▶ **Required task**:
Please quote verbatim the data below from the line with "- column-number: 4: [592, 87, 645, 97]" to the line with "- row-sum-2021: 822,7: [720, 239, 795, 251]", both of those lines included.

↓↓↓

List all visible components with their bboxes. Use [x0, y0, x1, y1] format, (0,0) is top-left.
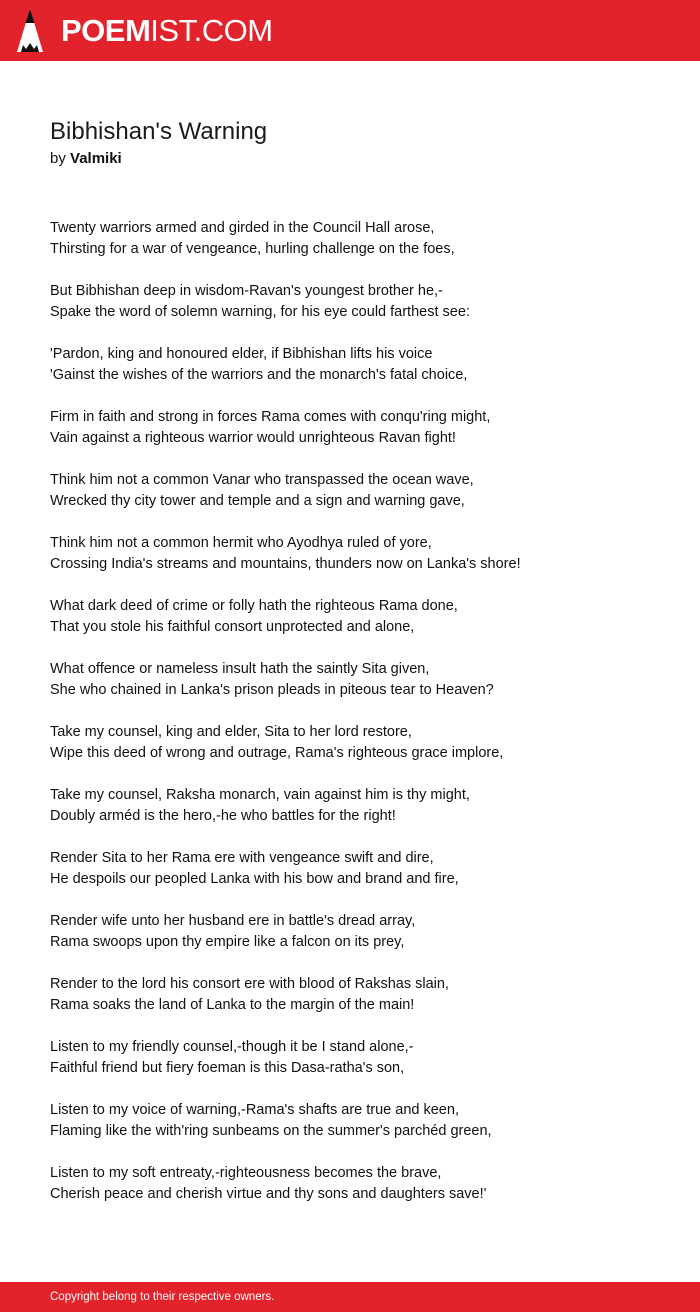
byline: [50, 148, 122, 170]
poem-line: Faithful friend but fiery foeman is this Dasa-ratha's son,: [50, 1060, 405, 1076]
by-label: by: [50, 150, 66, 167]
poem-line: 'Gainst the wishes of the warriors and the monarch's fatal choice,: [50, 367, 468, 383]
logo-bold-text: POEM: [61, 13, 151, 48]
poem-line: Vain against a righteous warrior would unrighteous Ravan fight!: [50, 430, 456, 446]
poem-stanza: [50, 911, 670, 953]
poem-stanza: [50, 722, 670, 764]
poem-line: Render Sita to her Rama ere with vengeance swift and dire,: [50, 850, 434, 866]
poem-stanza: [50, 470, 670, 512]
poem-line: What dark deed of crime or folly hath the righteous Rama done,: [50, 598, 458, 614]
poem-line: Flaming like the with'ring sunbeams on the summer's parchéd green,: [50, 1123, 492, 1139]
poem-line: Rama soaks the land of Lanka to the margin of the main!: [50, 997, 415, 1013]
poem-line: Take my counsel, king and elder, Sita to her lord restore,: [50, 724, 412, 740]
poem-line: Listen to my friendly counsel,-though it be I stand alone,-: [50, 1039, 414, 1055]
poem-line: Twenty warriors armed and girded in the Council Hall arose,: [50, 220, 435, 236]
poem-stanza: [50, 848, 670, 890]
poem-line: Cherish peace and cherish virtue and thy sons and daughters save!': [50, 1186, 487, 1202]
poem-stanza: [50, 218, 670, 260]
poem-line: But Bibhishan deep in wisdom-Ravan's youngest brother he,-: [50, 283, 443, 299]
poem-line: Render wife unto her husband ere in battle's dread array,: [50, 913, 416, 929]
poem-line: Rama swoops upon thy empire like a falcon on its prey,: [50, 934, 405, 950]
poem-body: [50, 218, 670, 1226]
poem-line: Render to the lord his consort ere with blood of Rakshas slain,: [50, 976, 449, 992]
logo-light-text: IST.COM: [150, 13, 273, 48]
poem-stanza: [50, 974, 670, 1016]
site-header: [0, 0, 700, 61]
poem-line: Wrecked thy city tower and temple and a sign and warning gave,: [50, 493, 465, 509]
author-name: Valmiki: [70, 150, 122, 167]
poem-line: What offence or nameless insult hath the saintly Sita given,: [50, 661, 430, 677]
poem-line: Crossing India's streams and mountains, thunders now on Lanka's shore!: [50, 556, 521, 572]
poem-line: Spake the word of solemn warning, for his eye could farthest see:: [50, 304, 470, 320]
poem-line: Listen to my voice of warning,-Rama's shafts are true and keen,: [50, 1102, 459, 1118]
poem-stanza: [50, 659, 670, 701]
pencil-logo-icon[interactable]: [16, 8, 44, 54]
poem-line: 'Pardon, king and honoured elder, if Bibhishan lifts his voice: [50, 346, 433, 362]
poem-stanza: [50, 1100, 670, 1142]
poem-line: That you stole his faithful consort unprotected and alone,: [50, 619, 415, 635]
poem-line: Listen to my soft entreaty,-righteousness becomes the brave,: [50, 1165, 442, 1181]
copyright-notice: Copyright belong to their respective owners.: [50, 1291, 275, 1303]
poem-line: Thirsting for a war of vengeance, hurling challenge on the foes,: [50, 241, 455, 257]
poem-line: Take my counsel, Raksha monarch, vain against him is thy might,: [50, 787, 470, 803]
poem-line: Think him not a common Vanar who transpassed the ocean wave,: [50, 472, 474, 488]
poem-line: Think him not a common hermit who Ayodhya ruled of yore,: [50, 535, 432, 551]
poem-stanza: [50, 1037, 670, 1079]
poem-line: He despoils our peopled Lanka with his bow and brand and fire,: [50, 871, 459, 887]
poem-stanza: [50, 281, 670, 323]
poem-stanza: [50, 533, 670, 575]
poem-title: Bibhishan's Warning: [50, 118, 268, 145]
poem-stanza: [50, 407, 670, 449]
poem-line: Firm in faith and strong in forces Rama comes with conqu'ring might,: [50, 409, 491, 425]
poem-stanza: [50, 785, 670, 827]
poem-line: Doubly arméd is the hero,-he who battles for the right!: [50, 808, 396, 824]
site-logo[interactable]: [61, 11, 273, 51]
poem-line: She who chained in Lanka's prison pleads in piteous tear to Heaven?: [50, 682, 494, 698]
poem-stanza: [50, 344, 670, 386]
poem-line: Wipe this deed of wrong and outrage, Rama's righteous grace implore,: [50, 745, 504, 761]
poem-stanza: [50, 596, 670, 638]
site-footer: [0, 1282, 700, 1312]
poem-stanza: [50, 1163, 670, 1205]
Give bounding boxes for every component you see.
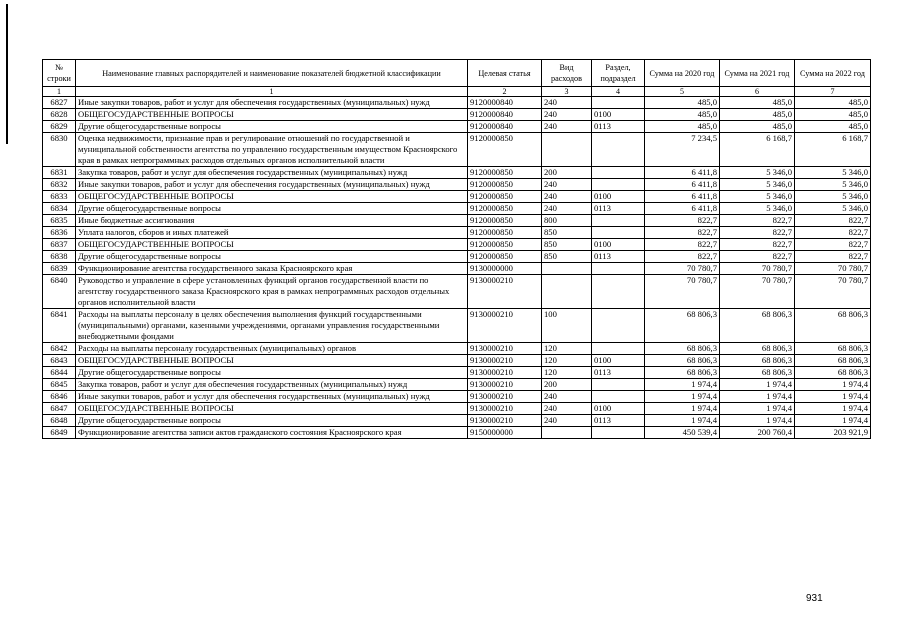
- column-number: 4: [592, 87, 645, 97]
- row-section: [592, 275, 645, 309]
- row-target-article: 9120000850: [468, 167, 542, 179]
- row-sum-2022: 68 806,3: [795, 355, 871, 367]
- row-number: 6831: [43, 167, 76, 179]
- row-number: 6833: [43, 191, 76, 203]
- row-sum-2020: 1 974,4: [645, 403, 720, 415]
- row-sum-2020: 68 806,3: [645, 355, 720, 367]
- row-name: ОБЩЕГОСУДАРСТВЕННЫЕ ВОПРОСЫ: [76, 239, 468, 251]
- table-row: [43, 121, 871, 133]
- row-name: ОБЩЕГОСУДАРСТВЕННЫЕ ВОПРОСЫ: [76, 191, 468, 203]
- header-section: Раздел, подраздел: [592, 60, 645, 87]
- row-target-article: 9120000850: [468, 179, 542, 191]
- row-sum-2021: 822,7: [720, 239, 795, 251]
- row-target-article: 9130000210: [468, 403, 542, 415]
- row-name: Закупка товаров, работ и услуг для обеспечения государственных (муниципальных) нужд: [76, 379, 468, 391]
- row-target-article: 9130000210: [468, 367, 542, 379]
- row-sum-2022: 5 346,0: [795, 191, 871, 203]
- row-sum-2022: 822,7: [795, 227, 871, 239]
- row-sum-2022: 68 806,3: [795, 309, 871, 343]
- row-sum-2020: 822,7: [645, 227, 720, 239]
- row-section: 0100: [592, 191, 645, 203]
- row-name: Функционирование агентства записи актов гражданского состояния Красноярского края: [76, 427, 468, 439]
- table-row: [43, 415, 871, 427]
- row-sum-2020: 68 806,3: [645, 367, 720, 379]
- table-row: [43, 355, 871, 367]
- row-sum-2020: 7 234,5: [645, 133, 720, 167]
- row-target-article: 9130000000: [468, 263, 542, 275]
- row-expense-kind: 240: [542, 179, 592, 191]
- column-number: 6: [720, 87, 795, 97]
- budget-table: [42, 59, 871, 439]
- table-row: [43, 239, 871, 251]
- row-sum-2020: 6 411,8: [645, 179, 720, 191]
- row-sum-2020: 6 411,8: [645, 167, 720, 179]
- row-section: [592, 343, 645, 355]
- row-name: Уплата налогов, сборов и иных платежей: [76, 227, 468, 239]
- row-name: ОБЩЕГОСУДАРСТВЕННЫЕ ВОПРОСЫ: [76, 109, 468, 121]
- row-sum-2022: 5 346,0: [795, 167, 871, 179]
- table-row: [43, 179, 871, 191]
- row-number: 6827: [43, 97, 76, 109]
- row-name: Другие общегосударственные вопросы: [76, 121, 468, 133]
- row-name: Другие общегосударственные вопросы: [76, 415, 468, 427]
- row-expense-kind: 120: [542, 355, 592, 367]
- row-name: ОБЩЕГОСУДАРСТВЕННЫЕ ВОПРОСЫ: [76, 355, 468, 367]
- row-section: 0113: [592, 251, 645, 263]
- row-sum-2022: 822,7: [795, 251, 871, 263]
- row-sum-2020: 70 780,7: [645, 275, 720, 309]
- row-number: 6849: [43, 427, 76, 439]
- row-sum-2021: 6 168,7: [720, 133, 795, 167]
- row-sum-2021: 5 346,0: [720, 203, 795, 215]
- row-expense-kind: 800: [542, 215, 592, 227]
- table-row: [43, 215, 871, 227]
- row-number: 6839: [43, 263, 76, 275]
- row-expense-kind: 850: [542, 239, 592, 251]
- row-number: 6834: [43, 203, 76, 215]
- row-name: Другие общегосударственные вопросы: [76, 203, 468, 215]
- row-name: Другие общегосударственные вопросы: [76, 251, 468, 263]
- row-sum-2021: 485,0: [720, 109, 795, 121]
- row-sum-2021: 485,0: [720, 121, 795, 133]
- row-section: 0113: [592, 367, 645, 379]
- row-target-article: 9120000850: [468, 191, 542, 203]
- row-sum-2022: 68 806,3: [795, 343, 871, 355]
- row-sum-2021: 1 974,4: [720, 415, 795, 427]
- row-section: [592, 179, 645, 191]
- row-target-article: 9130000210: [468, 391, 542, 403]
- row-sum-2022: 1 974,4: [795, 391, 871, 403]
- header-sum-2021: Сумма на 2021 год: [720, 60, 795, 87]
- row-sum-2022: 70 780,7: [795, 275, 871, 309]
- row-section: [592, 427, 645, 439]
- row-target-article: 9130000210: [468, 309, 542, 343]
- row-sum-2021: 70 780,7: [720, 275, 795, 309]
- row-sum-2021: 70 780,7: [720, 263, 795, 275]
- row-number: 6832: [43, 179, 76, 191]
- row-sum-2022: 1 974,4: [795, 415, 871, 427]
- row-name: Иные бюджетные ассигнования: [76, 215, 468, 227]
- table-row: [43, 97, 871, 109]
- row-sum-2021: 822,7: [720, 251, 795, 263]
- row-target-article: 9120000850: [468, 239, 542, 251]
- row-section: 0113: [592, 415, 645, 427]
- row-target-article: 9130000210: [468, 379, 542, 391]
- table-row: [43, 275, 871, 309]
- row-name: Иные закупки товаров, работ и услуг для обеспечения государственных (муниципальных) нужд: [76, 179, 468, 191]
- row-number: 6848: [43, 415, 76, 427]
- row-sum-2022: 6 168,7: [795, 133, 871, 167]
- row-sum-2020: 485,0: [645, 121, 720, 133]
- row-sum-2020: 450 539,4: [645, 427, 720, 439]
- row-sum-2022: 203 921,9: [795, 427, 871, 439]
- row-expense-kind: 100: [542, 309, 592, 343]
- table-header-row: [43, 60, 871, 87]
- row-expense-kind: 240: [542, 97, 592, 109]
- table-row: [43, 191, 871, 203]
- row-sum-2021: 1 974,4: [720, 391, 795, 403]
- row-sum-2022: 70 780,7: [795, 263, 871, 275]
- row-number: 6847: [43, 403, 76, 415]
- header-name: Наименование главных распорядителей и наименование показателей бюджетной классификации: [76, 60, 468, 87]
- row-expense-kind: 240: [542, 203, 592, 215]
- column-number-row: [43, 87, 871, 97]
- row-number: 6844: [43, 367, 76, 379]
- row-section: 0113: [592, 203, 645, 215]
- row-section: 0113: [592, 121, 645, 133]
- table-row: [43, 227, 871, 239]
- row-sum-2022: 485,0: [795, 121, 871, 133]
- header-sum-2022: Сумма на 2022 год: [795, 60, 871, 87]
- row-name: Расходы на выплаты персоналу в целях обеспечения выполнения функций государственными (муниципальными) органами, казенными учреждениями, органами управления государственными внебюджетными фондами: [76, 309, 468, 343]
- row-sum-2022: 68 806,3: [795, 367, 871, 379]
- row-name: Иные закупки товаров, работ и услуг для обеспечения государственных (муниципальных) нужд: [76, 97, 468, 109]
- table-row: [43, 167, 871, 179]
- row-number: 6842: [43, 343, 76, 355]
- row-number: 6845: [43, 379, 76, 391]
- row-sum-2020: 68 806,3: [645, 309, 720, 343]
- row-target-article: 9150000000: [468, 427, 542, 439]
- row-target-article: 9120000840: [468, 109, 542, 121]
- row-section: [592, 167, 645, 179]
- table-row: [43, 133, 871, 167]
- row-number: 6830: [43, 133, 76, 167]
- binding-edge-line: [6, 4, 8, 144]
- row-expense-kind: [542, 427, 592, 439]
- header-sum-2020: Сумма на 2020 год: [645, 60, 720, 87]
- row-target-article: 9120000850: [468, 251, 542, 263]
- row-sum-2021: 68 806,3: [720, 343, 795, 355]
- row-number: 6838: [43, 251, 76, 263]
- row-sum-2020: 485,0: [645, 109, 720, 121]
- row-sum-2022: 5 346,0: [795, 203, 871, 215]
- row-expense-kind: 240: [542, 109, 592, 121]
- row-number: 6828: [43, 109, 76, 121]
- row-sum-2021: 485,0: [720, 97, 795, 109]
- row-section: 0100: [592, 355, 645, 367]
- row-name: Руководство и управление в сфере установленных функций органов государственной власти по агентству государственного заказа Красноярского края в рамках непрограммных расходов отдельных органов исполнительной власти: [76, 275, 468, 309]
- row-expense-kind: 200: [542, 379, 592, 391]
- row-sum-2021: 5 346,0: [720, 179, 795, 191]
- row-section: [592, 263, 645, 275]
- table-row: [43, 309, 871, 343]
- table-row: [43, 343, 871, 355]
- row-sum-2021: 1 974,4: [720, 379, 795, 391]
- row-sum-2021: 200 760,4: [720, 427, 795, 439]
- row-section: [592, 391, 645, 403]
- row-section: [592, 309, 645, 343]
- row-expense-kind: 240: [542, 391, 592, 403]
- row-name: Другие общегосударственные вопросы: [76, 367, 468, 379]
- column-number: 3: [542, 87, 592, 97]
- row-expense-kind: 240: [542, 121, 592, 133]
- row-target-article: 9130000210: [468, 275, 542, 309]
- row-section: [592, 97, 645, 109]
- row-section: 0100: [592, 403, 645, 415]
- row-number: 6840: [43, 275, 76, 309]
- row-sum-2021: 5 346,0: [720, 191, 795, 203]
- row-sum-2022: 5 346,0: [795, 179, 871, 191]
- row-sum-2020: 6 411,8: [645, 191, 720, 203]
- row-section: 0100: [592, 109, 645, 121]
- row-sum-2022: 1 974,4: [795, 403, 871, 415]
- table-row: [43, 379, 871, 391]
- row-target-article: 9120000850: [468, 215, 542, 227]
- row-sum-2022: 822,7: [795, 239, 871, 251]
- row-name: Расходы на выплаты персоналу государственных (муниципальных) органов: [76, 343, 468, 355]
- row-number: 6836: [43, 227, 76, 239]
- row-sum-2020: 1 974,4: [645, 415, 720, 427]
- row-expense-kind: [542, 133, 592, 167]
- table-row: [43, 427, 871, 439]
- header-expense-kind: Вид расходов: [542, 60, 592, 87]
- row-number: 6835: [43, 215, 76, 227]
- row-target-article: 9120000850: [468, 133, 542, 167]
- row-expense-kind: 240: [542, 191, 592, 203]
- row-target-article: 9120000840: [468, 121, 542, 133]
- page-number: 931: [806, 593, 823, 604]
- row-target-article: 9120000850: [468, 227, 542, 239]
- row-target-article: 9120000850: [468, 203, 542, 215]
- row-section: 0100: [592, 239, 645, 251]
- row-sum-2021: 822,7: [720, 227, 795, 239]
- row-section: [592, 227, 645, 239]
- column-number: 1: [43, 87, 76, 97]
- row-sum-2020: 6 411,8: [645, 203, 720, 215]
- column-number: 2: [468, 87, 542, 97]
- row-target-article: 9120000840: [468, 97, 542, 109]
- table-row: [43, 403, 871, 415]
- row-name: Функционирование агентства государственного заказа Красноярского края: [76, 263, 468, 275]
- header-target-article: Целевая статья: [468, 60, 542, 87]
- table-row: [43, 391, 871, 403]
- row-number: 6843: [43, 355, 76, 367]
- row-expense-kind: 850: [542, 251, 592, 263]
- table-row: [43, 109, 871, 121]
- row-sum-2022: 1 974,4: [795, 379, 871, 391]
- column-number: 1: [76, 87, 468, 97]
- column-number: 5: [645, 87, 720, 97]
- row-sum-2020: 822,7: [645, 251, 720, 263]
- row-sum-2021: 5 346,0: [720, 167, 795, 179]
- row-sum-2021: 68 806,3: [720, 309, 795, 343]
- row-expense-kind: [542, 275, 592, 309]
- row-sum-2020: 70 780,7: [645, 263, 720, 275]
- row-section: [592, 133, 645, 167]
- row-name: Закупка товаров, работ и услуг для обеспечения государственных (муниципальных) нужд: [76, 167, 468, 179]
- row-expense-kind: [542, 263, 592, 275]
- table-body: [43, 97, 871, 439]
- row-section: [592, 215, 645, 227]
- row-target-article: 9130000210: [468, 415, 542, 427]
- row-sum-2020: 1 974,4: [645, 391, 720, 403]
- row-sum-2021: 68 806,3: [720, 355, 795, 367]
- row-sum-2020: 822,7: [645, 215, 720, 227]
- column-number: 7: [795, 87, 871, 97]
- row-sum-2022: 485,0: [795, 109, 871, 121]
- row-sum-2022: 822,7: [795, 215, 871, 227]
- row-sum-2022: 485,0: [795, 97, 871, 109]
- row-expense-kind: 120: [542, 367, 592, 379]
- row-expense-kind: 850: [542, 227, 592, 239]
- row-name: ОБЩЕГОСУДАРСТВЕННЫЕ ВОПРОСЫ: [76, 403, 468, 415]
- table-row: [43, 263, 871, 275]
- row-number: 6841: [43, 309, 76, 343]
- table-row: [43, 367, 871, 379]
- table-row: [43, 251, 871, 263]
- row-number: 6846: [43, 391, 76, 403]
- row-target-article: 9130000210: [468, 355, 542, 367]
- row-number: 6829: [43, 121, 76, 133]
- row-expense-kind: 240: [542, 403, 592, 415]
- row-target-article: 9130000210: [468, 343, 542, 355]
- row-name: Оценка недвижимости, признание прав и регулирование отношений по государственной и муниципальной собственности агентства по управлению государственным имуществом Красноярского края в рамках непрограммных расходов отдельных органов исполнительной власти: [76, 133, 468, 167]
- row-sum-2020: 1 974,4: [645, 379, 720, 391]
- header-row-number: № строки: [43, 60, 76, 87]
- row-sum-2020: 485,0: [645, 97, 720, 109]
- row-sum-2021: 68 806,3: [720, 367, 795, 379]
- row-expense-kind: 200: [542, 167, 592, 179]
- table-row: [43, 203, 871, 215]
- row-sum-2021: 822,7: [720, 215, 795, 227]
- row-name: Иные закупки товаров, работ и услуг для обеспечения государственных (муниципальных) нужд: [76, 391, 468, 403]
- row-number: 6837: [43, 239, 76, 251]
- row-sum-2020: 68 806,3: [645, 343, 720, 355]
- row-sum-2020: 822,7: [645, 239, 720, 251]
- row-section: [592, 379, 645, 391]
- row-sum-2021: 1 974,4: [720, 403, 795, 415]
- row-expense-kind: 240: [542, 415, 592, 427]
- row-expense-kind: 120: [542, 343, 592, 355]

↑↑↑

▶ **Written answer**:
- column-number: 4: [592, 87, 645, 97]
- row-section: [592, 275, 645, 309]
- row-target-article: 9120000850: [468, 167, 542, 179]
- row-sum-2022: 68 806,3: [795, 355, 871, 367]
- row-number: 6831: [43, 167, 76, 179]
- row-number: 6833: [43, 191, 76, 203]
- row-sum-2020: 1 974,4: [645, 403, 720, 415]
- row-sum-2020: 68 806,3: [645, 355, 720, 367]
- row-name: ОБЩЕГОСУДАРСТВЕННЫЕ ВОПРОСЫ: [76, 239, 468, 251]
- table-row: [43, 121, 871, 133]
- row-name: ОБЩЕГОСУДАРСТВЕННЫЕ ВОПРОСЫ: [76, 191, 468, 203]
- header-section: Раздел, подраздел: [592, 60, 645, 87]
- row-target-article: 9120000850: [468, 179, 542, 191]
- row-sum-2021: 822,7: [720, 239, 795, 251]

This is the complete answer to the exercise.